───── FRAGMENTO DEL DOCUMENTO ─────

Para situar al lector trae a colación la disputa que mantuvieron en el siglo
XIII santo Tomás de Aquino y Roger de Brabante, hasta el punto de que fue
necesario llevarla a un tribunal para dirimirla. El doctor Angélico fue
declarado como ganador, y, sin embargo, la posteridad vino a dar la razón a su
oponente, pues, una cosa es la razón y otra la praxis social.
Siger decía que
existen dos verdades: la del mundo
natural y la del mundo sobrenatural. El doctor Angélico, por el contrario,
afirmaba que el estudio de las verdades naturales ha de inspirarse en el del
estudio de las ultraterrenas. Cuando el hombre se separa de la fuente que le
dio la vida― algo que el existencialismo explica “divinamente” (quien quiera
penetrar en detalles los encontrará en la fábula “Las moscas”, de Sartre― necesariamente
acabará relativizándolo todo, incluido él mismo.
Y entonces surge
la confusión. Todo se convierte en relativo. Y es que cuando el hombre quiere
justificar su existencia por sí mismo y no repara en la necesidad de “afeitar
su ego”, mientras más persista más se desorientará. Y como muestra de un
botón―como se dice―, he aquí algunas puntualizaciones del desconcierto de esa
relativización.

───── DATOS PROPORCIONADOS ─────

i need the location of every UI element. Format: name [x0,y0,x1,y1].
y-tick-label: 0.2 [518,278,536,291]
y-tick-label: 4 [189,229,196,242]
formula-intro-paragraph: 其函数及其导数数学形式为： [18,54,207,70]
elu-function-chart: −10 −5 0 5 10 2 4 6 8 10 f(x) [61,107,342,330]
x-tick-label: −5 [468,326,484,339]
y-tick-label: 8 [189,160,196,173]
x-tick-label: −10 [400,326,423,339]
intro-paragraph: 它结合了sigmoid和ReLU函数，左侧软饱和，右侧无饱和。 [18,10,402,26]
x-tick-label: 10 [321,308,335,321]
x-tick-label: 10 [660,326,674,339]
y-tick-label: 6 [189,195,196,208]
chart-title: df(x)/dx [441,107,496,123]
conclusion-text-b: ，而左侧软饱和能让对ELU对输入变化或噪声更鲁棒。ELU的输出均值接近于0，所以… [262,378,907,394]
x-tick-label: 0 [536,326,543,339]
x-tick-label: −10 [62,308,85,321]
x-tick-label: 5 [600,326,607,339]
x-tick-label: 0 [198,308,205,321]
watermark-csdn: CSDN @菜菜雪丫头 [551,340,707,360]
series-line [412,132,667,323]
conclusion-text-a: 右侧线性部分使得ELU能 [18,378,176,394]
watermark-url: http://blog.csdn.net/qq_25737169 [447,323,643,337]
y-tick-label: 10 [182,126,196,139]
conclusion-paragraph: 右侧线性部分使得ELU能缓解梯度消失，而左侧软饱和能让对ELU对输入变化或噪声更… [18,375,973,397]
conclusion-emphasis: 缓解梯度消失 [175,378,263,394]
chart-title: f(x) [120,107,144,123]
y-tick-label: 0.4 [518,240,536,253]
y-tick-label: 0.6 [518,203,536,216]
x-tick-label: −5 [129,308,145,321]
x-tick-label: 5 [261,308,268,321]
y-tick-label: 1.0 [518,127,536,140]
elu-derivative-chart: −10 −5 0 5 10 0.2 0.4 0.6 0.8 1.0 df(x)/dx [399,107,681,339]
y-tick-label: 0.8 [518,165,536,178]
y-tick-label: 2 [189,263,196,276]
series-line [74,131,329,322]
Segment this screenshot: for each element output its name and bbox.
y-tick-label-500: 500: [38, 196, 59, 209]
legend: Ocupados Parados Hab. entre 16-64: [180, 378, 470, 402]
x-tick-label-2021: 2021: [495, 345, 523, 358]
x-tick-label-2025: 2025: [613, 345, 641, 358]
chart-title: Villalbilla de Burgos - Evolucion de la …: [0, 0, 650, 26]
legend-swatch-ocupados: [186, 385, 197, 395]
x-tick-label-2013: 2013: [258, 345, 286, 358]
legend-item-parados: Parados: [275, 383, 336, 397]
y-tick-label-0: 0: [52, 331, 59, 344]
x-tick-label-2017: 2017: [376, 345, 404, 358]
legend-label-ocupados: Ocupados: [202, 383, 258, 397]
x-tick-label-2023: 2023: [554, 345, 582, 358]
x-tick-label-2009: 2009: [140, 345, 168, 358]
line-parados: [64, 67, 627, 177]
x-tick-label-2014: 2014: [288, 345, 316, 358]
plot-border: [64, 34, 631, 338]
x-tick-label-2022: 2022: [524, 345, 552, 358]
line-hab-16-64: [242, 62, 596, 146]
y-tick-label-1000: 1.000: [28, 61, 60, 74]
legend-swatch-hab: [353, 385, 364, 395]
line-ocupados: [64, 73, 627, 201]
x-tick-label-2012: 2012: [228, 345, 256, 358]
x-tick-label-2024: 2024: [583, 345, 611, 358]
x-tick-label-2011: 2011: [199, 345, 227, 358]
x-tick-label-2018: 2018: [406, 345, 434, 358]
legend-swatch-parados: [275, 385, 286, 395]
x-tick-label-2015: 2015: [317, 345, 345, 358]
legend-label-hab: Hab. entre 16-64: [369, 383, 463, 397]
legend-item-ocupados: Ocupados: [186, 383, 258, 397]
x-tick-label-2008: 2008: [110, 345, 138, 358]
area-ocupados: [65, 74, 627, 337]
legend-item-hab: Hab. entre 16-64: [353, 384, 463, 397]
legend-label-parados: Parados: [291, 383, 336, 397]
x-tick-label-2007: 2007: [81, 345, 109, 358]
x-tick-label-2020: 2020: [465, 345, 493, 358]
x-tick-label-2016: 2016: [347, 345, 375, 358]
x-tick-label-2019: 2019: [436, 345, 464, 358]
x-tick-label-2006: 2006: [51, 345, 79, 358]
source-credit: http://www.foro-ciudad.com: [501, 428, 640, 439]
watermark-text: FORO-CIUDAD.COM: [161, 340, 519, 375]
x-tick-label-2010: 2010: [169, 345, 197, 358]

─────

TUS TAREAS:
#1 Reescribe todo lo que va desde "Para situar al" hasta "incluido él mismo." en el fragmento del documento, sustituyendo "doctor Angélico" por "santo Tomás".
#2 Resume el fragmento del documento en dos oraciones.

RESPUESTAS DEL EJERCICIO:
#1
Para situar al lector trae a colación la disputa que mantuvieron en el siglo
XIII santo Tomás de Aquino y Roger de Brabante, hasta el punto de que fue
necesario llevarla a un tribunal para dirimirla. El santo Tomás fue
declarado como ganador, y, sin embargo, la posteridad vino a dar la razón a su
oponente, pues, una cosa es la razón y otra la praxis social.
Siger decía que
existen dos verdades: la del mundo
natural y la del mundo sobrenatural. El santo Tomás, por el contrario,
afirmaba que el estudio de las verdades naturales ha de inspirarse en el del
estudio de las ultraterrenas. Cuando el hombre se separa de la fuente que le
dio la vida― algo que el existencialismo explica “divinamente” (quien quiera
penetrar en detalles los encontrará en la fábula “Las moscas”, de Sartre― necesariamente
acabará relativizándolo todo, incluido él mismo.

#2 En el siglo XIII, un tribunal declaró ganador a santo Tomás de Aquino en su disputa con un oponente que sostenía que existen dos verdades, la del mundo natural y la del sobrenatural, aunque la posteridad dio la razón a ese oponente. Cuando el hombre se separa de la fuente que le dio la vida, acaba relativizándolo todo, incluso a sí mismo, y entonces surge la confusión.